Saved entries
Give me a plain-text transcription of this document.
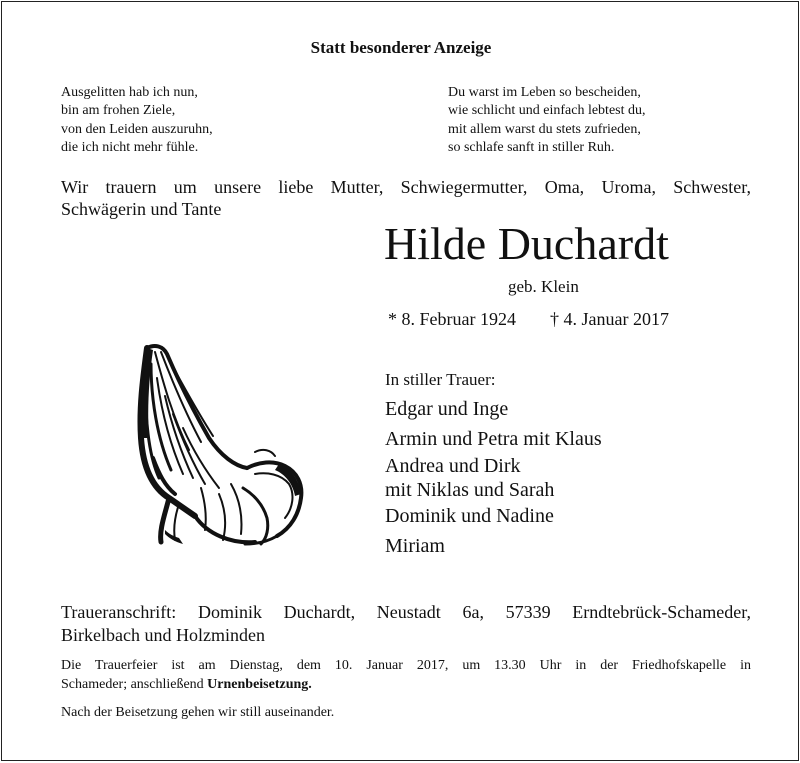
Statt besonderer Anzeige
Ausgelitten hab ich nun,
bin am frohen Ziele,
von den Leiden auszuruhn,
die ich nicht mehr fühle.
Du warst im Leben so bescheiden,
wie schlicht und einfach lebtest du,
mit allem warst du stets zufrieden,
so schlafe sanft in stiller Ruh.
Wir trauern um unsere liebe Mutter, Schwiegermutter, Oma, Uroma, Schwester,
Schwägerin und Tante
Hilde Duchardt
geb. Klein
* 8. Februar 1924 † 4. Januar 2017
In stiller Trauer:
Edgar und Inge
Armin und Petra mit Klaus
Andrea und Dirk
mit Niklas und Sarah
Dominik und Nadine
Miriam
Traueranschrift: Dominik Duchardt, Neustadt 6a, 57339 Erndtebrück-Schameder,
Birkelbach und Holzminden
Die Trauerfeier ist am Dienstag, dem 10. Januar 2017, um 13.30 Uhr in der Friedhofskapelle in
Schameder; anschließend Urnenbeisetzung.
Nach der Beisetzung gehen wir still auseinander.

» **SET TASK**:
Each line in the records above should be reproduced exactly; images are not copied.

» **EXERCISE OUTPUT**:
Give me a plain-text transcription of this document.
Statt besonderer Anzeige
Ausgelitten hab ich nun,
bin am frohen Ziele,
von den Leiden auszuruhn,
die ich nicht mehr fühle.
Du warst im Leben so bescheiden,
wie schlicht und einfach lebtest du,
mit allem warst du stets zufrieden,
so schlafe sanft in stiller Ruh.
Wir trauern um unsere liebe Mutter, Schwiegermutter, Oma, Uroma, Schwester,
Schwägerin und Tante
Hilde Duchardt
geb. Klein
* 8. Februar 1924 † 4. Januar 2017
In stiller Trauer:
Edgar und Inge
Armin und Petra mit Klaus
Andrea und Dirk
mit Niklas und Sarah
Dominik und Nadine
Miriam
Traueranschrift: Dominik Duchardt, Neustadt 6a, 57339 Erndtebrück-Schameder,
Birkelbach und Holzminden
Die Trauerfeier ist am Dienstag, dem 10. Januar 2017, um 13.30 Uhr in der Friedhofskapelle in
Schameder; anschließend Urnenbeisetzung.
Nach der Beisetzung gehen wir still auseinander.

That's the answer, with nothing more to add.